>> begin DATA RECORDS

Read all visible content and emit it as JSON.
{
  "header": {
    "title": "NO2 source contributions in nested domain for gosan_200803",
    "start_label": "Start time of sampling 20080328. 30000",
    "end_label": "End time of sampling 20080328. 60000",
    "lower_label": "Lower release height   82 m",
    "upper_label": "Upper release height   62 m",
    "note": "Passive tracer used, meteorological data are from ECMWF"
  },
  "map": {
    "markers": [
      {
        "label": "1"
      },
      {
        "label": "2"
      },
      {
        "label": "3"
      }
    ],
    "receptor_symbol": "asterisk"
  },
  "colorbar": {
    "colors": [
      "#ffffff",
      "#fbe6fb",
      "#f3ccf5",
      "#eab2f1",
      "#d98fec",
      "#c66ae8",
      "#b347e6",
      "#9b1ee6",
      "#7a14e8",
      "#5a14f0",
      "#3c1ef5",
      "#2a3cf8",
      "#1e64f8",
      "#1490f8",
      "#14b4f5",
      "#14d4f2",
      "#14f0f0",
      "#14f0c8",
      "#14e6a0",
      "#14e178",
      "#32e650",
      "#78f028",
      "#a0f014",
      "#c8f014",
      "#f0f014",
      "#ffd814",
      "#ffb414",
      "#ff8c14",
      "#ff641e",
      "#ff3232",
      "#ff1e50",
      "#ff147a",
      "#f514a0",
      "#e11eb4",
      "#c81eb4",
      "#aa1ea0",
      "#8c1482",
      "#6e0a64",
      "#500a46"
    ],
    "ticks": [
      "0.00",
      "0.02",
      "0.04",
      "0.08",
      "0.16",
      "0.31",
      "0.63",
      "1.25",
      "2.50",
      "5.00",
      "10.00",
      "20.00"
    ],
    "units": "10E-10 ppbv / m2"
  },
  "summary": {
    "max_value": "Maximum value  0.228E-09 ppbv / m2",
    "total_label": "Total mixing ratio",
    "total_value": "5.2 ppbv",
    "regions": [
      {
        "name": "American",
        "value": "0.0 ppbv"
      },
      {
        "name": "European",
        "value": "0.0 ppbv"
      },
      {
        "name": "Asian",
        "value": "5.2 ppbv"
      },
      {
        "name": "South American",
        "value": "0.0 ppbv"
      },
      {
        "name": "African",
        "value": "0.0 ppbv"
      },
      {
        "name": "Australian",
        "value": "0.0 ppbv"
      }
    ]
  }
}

>> end DATA RECORDS

Can you reproduce all the material exactly?

Read all visible content and emit it as JSON.
{
  "header": {
    "title": "NO2 source contributions in nested domain for gosan_200803",
    "start_label": "Start time of sampling 20080328. 30000",
    "end_label": "End time of sampling 20080328. 60000",
    "lower_label": "Lower release height   82 m",
    "upper_label": "Upper release height   62 m",
    "note": "Passive tracer used, meteorological data are from ECMWF"
  },
  "map": {
    "markers": [
      {
        "label": "1"
      },
      {
        "label": "2"
      },
      {
        "label": "3"
      }
    ],
    "receptor_symbol": "asterisk"
  },
  "colorbar": {
    "colors": [
      "#ffffff",
      "#fbe6fb",
      "#f3ccf5",
      "#eab2f1",
      "#d98fec",
      "#c66ae8",
      "#b347e6",
      "#9b1ee6",
      "#7a14e8",
      "#5a14f0",
      "#3c1ef5",
      "#2a3cf8",
      "#1e64f8",
      "#1490f8",
      "#14b4f5",
      "#14d4f2",
      "#14f0f0",
      "#14f0c8",
      "#14e6a0",
      "#14e178",
      "#32e650",
      "#78f028",
      "#a0f014",
      "#c8f014",
      "#f0f014",
      "#ffd814",
      "#ffb414",
      "#ff8c14",
      "#ff641e",
      "#ff3232",
      "#ff1e50",
      "#ff147a",
      "#f514a0",
      "#e11eb4",
      "#c81eb4",
      "#aa1ea0",
      "#8c1482",
      "#6e0a64",
      "#500a46"
    ],
    "ticks": [
      "0.00",
      "0.02",
      "0.04",
      "0.08",
      "0.16",
      "0.31",
      "0.63",
      "1.25",
      "2.50",
      "5.00",
      "10.00",
      "20.00"
    ],
    "units": "10E-10 ppbv / m2"
  },
  "summary": {
    "max_value": "Maximum value  0.228E-09 ppbv / m2",
    "total_label": "Total mixing ratio",
    "total_value": "5.2 ppbv",
    "regions": [
      {
        "name": "American",
        "value": "0.0 ppbv"
      },
      {
        "name": "European",
        "value": "0.0 ppbv"
      },
      {
        "name": "Asian",
        "value": "5.2 ppbv"
      },
      {
        "name": "South American",
        "value": "0.0 ppbv"
      },
      {
        "name": "African",
        "value": "0.0 ppbv"
      },
      {
        "name": "Australian",
        "value": "0.0 ppbv"
      }
    ]
  }
}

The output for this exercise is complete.